__Conjunto de tareas__.
[A] Rebautiza "hojas de coca" como "hojas de té" en el fragmento de la columna que comienza en "Entonces, con la" y termina en "a moco tendido.". Reproduce ese fragmento con el cambio.
[B] Responde según la columna:
(i) ¿En qué fecha se publicó?
(ii) ¿Qué titular le puso el autor a un artículo anterior?
(iii) ¿Con qué hojas compara el autor la elección de las mejores lágrimas?
[C] Retoma la columna sobre cómo despedir a las personas geniales y continúala a partir de su última oración.

Para todos los Boris Miranda

Columna
DÁRSENA DE PAPEL
Publicado el 24/05/2021

Las personas geniales tienen la virtud de continuar viviendo aún después de muertas, burlando incluso la desidia de los que obstinadamente seguimos por aquí, la de nosotros, mal pagadores de su buen pasar por este mundo, que con pérfida memoria incurrimos en la descortesía imperdonable de olvidarnos de ellas a los dos días de su funeral.

Cómo llorar a un buen muerto fue el pretencioso titular que le puse a un artículo cuando caí en cuenta de semejante negligencia nuestra a la hora de despedir a esos seres excepcionales que, a mi juvenil modo de ver, no se merecían un adiós común y corriente.

Entonces, con la ocurrencia típica del imberbe, poco me faltó para plantear una clasificación de lágrimas –como si uno se dispusiera a escoger las hojas de coca para saborear las seleccionadas en alguna ocasión especial–, de modo que las mejores fuesen destinadas a los muertos verdaderamente dignos de llorarlos a moco tendido.

__Entradas de datos__.
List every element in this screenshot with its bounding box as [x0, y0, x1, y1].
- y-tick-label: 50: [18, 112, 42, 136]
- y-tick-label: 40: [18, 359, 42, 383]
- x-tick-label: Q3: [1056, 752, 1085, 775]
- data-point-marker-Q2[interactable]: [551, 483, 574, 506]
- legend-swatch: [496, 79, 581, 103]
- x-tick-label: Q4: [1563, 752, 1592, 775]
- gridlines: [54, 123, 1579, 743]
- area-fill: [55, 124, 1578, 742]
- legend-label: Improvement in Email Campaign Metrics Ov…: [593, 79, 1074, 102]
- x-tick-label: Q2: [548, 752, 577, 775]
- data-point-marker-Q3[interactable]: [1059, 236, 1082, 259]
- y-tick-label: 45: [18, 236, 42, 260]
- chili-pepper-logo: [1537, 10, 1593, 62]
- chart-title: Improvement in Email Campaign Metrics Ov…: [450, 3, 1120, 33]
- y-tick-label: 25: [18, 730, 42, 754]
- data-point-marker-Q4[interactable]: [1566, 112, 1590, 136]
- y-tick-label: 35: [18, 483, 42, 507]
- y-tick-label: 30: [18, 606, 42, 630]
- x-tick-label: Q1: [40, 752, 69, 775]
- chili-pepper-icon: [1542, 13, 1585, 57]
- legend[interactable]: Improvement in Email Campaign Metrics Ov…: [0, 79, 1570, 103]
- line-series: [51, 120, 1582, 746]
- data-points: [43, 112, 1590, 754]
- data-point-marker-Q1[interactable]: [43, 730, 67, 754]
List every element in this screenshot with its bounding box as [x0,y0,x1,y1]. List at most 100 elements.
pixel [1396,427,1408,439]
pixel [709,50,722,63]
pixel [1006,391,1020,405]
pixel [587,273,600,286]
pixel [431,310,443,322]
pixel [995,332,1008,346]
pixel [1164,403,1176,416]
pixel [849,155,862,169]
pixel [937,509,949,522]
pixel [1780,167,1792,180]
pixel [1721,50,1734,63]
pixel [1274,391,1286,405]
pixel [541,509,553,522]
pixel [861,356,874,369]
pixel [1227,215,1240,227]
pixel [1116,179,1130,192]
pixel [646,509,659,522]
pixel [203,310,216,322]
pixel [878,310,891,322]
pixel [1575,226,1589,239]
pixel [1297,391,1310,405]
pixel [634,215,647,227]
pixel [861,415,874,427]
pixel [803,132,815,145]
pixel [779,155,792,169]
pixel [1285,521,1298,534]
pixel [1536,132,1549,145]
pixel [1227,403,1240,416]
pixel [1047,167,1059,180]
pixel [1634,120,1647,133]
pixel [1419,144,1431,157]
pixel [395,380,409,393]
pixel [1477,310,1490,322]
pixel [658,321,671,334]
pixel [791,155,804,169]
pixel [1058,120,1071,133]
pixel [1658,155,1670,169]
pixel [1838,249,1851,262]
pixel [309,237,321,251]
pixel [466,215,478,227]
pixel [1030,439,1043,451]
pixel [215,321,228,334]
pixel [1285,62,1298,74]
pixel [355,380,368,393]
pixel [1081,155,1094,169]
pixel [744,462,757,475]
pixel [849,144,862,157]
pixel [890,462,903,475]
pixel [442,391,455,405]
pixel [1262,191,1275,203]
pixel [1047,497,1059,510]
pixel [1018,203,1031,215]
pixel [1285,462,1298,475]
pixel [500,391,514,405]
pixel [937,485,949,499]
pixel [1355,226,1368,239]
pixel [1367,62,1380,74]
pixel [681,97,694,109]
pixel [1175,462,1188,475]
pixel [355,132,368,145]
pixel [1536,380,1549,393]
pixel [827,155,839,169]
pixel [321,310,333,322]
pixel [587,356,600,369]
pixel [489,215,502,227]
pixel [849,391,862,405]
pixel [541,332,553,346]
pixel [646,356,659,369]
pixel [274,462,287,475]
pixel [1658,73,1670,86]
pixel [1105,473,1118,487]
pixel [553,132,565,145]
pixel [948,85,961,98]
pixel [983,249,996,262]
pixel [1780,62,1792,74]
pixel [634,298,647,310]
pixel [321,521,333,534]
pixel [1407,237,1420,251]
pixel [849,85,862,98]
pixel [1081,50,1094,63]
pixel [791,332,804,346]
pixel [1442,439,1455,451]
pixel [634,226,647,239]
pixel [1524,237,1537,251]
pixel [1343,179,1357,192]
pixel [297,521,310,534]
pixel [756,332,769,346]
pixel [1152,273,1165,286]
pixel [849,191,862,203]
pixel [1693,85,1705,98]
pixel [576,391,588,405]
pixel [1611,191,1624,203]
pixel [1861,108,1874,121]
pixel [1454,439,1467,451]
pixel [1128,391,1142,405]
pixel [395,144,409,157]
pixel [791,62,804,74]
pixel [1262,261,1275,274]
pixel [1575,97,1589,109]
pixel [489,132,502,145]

__Respuestas__.
[A]
Entonces, con la ocurrencia típica del imberbe, poco me faltó para plantear una clasificación de lágrimas –como si uno se dispusiera a escoger las hojas de té para saborear las seleccionadas en alguna ocasión especial–, de modo que las mejores fuesen destinadas a los muertos verdaderamente dignos de llorarlos a moco tendido.

[B]
(i) El 24/05/2021.
(ii) "Cómo llorar a un buen muerto".
(iii) Con las hojas de coca que uno escoge para saborear las seleccionadas en alguna ocasión especial.

[C]
Aquella especie de decálogo establecía que, en justicia, para honrar a un buen muerto solo sirven las lágrimas enteras, y que, en consecuencia, las sobras del ojo: la gota insulsa, el pobre llanto seco y a veces entrecortado, imagen y semejanza de la ordinaria concepción del desconsuelo, podrían quedar para gentes menos importantes.

He dejado de ser aquel joven soñador de un mundo menos injusto, al menos, con sus muertos, pero debo confesar que todavía me reservo algunas de mis mejores lágrimas para los extraordinariamente buenos que se me anticipan. Y es que, discúlpeseme el desahogo, no estoy acostumbrado a vivir sin algunos imprescindibles.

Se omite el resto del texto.